# Aim
Reproduce, without any changes, the lines from the first one up to and including the line that contains "point [150, 162, 159, 171]".

# Input for this task
* Begin *

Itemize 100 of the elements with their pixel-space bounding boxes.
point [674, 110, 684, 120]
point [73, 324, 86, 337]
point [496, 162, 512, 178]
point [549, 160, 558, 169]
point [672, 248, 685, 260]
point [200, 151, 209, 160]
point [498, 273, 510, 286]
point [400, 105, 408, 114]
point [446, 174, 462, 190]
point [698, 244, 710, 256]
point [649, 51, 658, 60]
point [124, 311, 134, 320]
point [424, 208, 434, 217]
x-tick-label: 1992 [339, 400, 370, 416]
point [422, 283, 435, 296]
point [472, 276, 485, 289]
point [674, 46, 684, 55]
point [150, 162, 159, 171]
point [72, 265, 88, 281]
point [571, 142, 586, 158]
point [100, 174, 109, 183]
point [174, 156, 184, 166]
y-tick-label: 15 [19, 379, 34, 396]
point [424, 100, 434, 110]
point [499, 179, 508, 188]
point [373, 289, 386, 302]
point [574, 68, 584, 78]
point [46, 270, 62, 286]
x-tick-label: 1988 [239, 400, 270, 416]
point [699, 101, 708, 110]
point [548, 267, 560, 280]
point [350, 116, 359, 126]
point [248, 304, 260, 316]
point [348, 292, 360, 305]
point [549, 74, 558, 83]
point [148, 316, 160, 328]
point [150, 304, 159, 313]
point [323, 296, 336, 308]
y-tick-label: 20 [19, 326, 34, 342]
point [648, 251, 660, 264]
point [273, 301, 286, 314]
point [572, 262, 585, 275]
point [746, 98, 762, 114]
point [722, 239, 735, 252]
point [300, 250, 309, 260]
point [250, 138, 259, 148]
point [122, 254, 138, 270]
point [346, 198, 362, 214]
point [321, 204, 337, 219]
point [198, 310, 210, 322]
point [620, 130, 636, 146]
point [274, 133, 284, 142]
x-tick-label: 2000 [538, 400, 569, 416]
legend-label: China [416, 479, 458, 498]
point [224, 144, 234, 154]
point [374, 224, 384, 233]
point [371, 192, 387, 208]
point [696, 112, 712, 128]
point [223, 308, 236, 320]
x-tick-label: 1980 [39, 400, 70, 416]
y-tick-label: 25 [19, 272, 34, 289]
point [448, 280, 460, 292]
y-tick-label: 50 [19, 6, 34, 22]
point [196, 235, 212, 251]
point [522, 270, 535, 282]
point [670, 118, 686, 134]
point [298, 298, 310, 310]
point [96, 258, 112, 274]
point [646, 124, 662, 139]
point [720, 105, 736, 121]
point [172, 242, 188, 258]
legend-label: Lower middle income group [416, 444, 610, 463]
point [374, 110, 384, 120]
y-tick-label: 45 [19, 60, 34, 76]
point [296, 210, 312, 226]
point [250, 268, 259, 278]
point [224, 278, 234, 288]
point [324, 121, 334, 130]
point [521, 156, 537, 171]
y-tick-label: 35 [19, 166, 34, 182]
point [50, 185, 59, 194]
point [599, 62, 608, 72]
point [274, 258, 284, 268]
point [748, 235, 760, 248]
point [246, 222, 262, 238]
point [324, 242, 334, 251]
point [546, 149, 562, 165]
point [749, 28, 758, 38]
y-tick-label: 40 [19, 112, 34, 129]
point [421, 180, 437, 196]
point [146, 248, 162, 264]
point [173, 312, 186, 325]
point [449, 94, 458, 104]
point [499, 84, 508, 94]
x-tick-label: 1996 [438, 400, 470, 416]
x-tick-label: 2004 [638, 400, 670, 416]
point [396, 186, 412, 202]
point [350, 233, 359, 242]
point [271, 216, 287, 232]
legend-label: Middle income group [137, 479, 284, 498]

* End *

# Result of this exercise
Itemize 100 of the elements with their pixel-space bounding boxes.
point [674, 110, 684, 120]
point [73, 324, 86, 337]
point [496, 162, 512, 178]
point [549, 160, 558, 169]
point [672, 248, 685, 260]
point [200, 151, 209, 160]
point [498, 273, 510, 286]
point [400, 105, 408, 114]
point [446, 174, 462, 190]
point [698, 244, 710, 256]
point [649, 51, 658, 60]
point [124, 311, 134, 320]
point [424, 208, 434, 217]
x-tick-label: 1992 [339, 400, 370, 416]
point [422, 283, 435, 296]
point [472, 276, 485, 289]
point [674, 46, 684, 55]
point [150, 162, 159, 171]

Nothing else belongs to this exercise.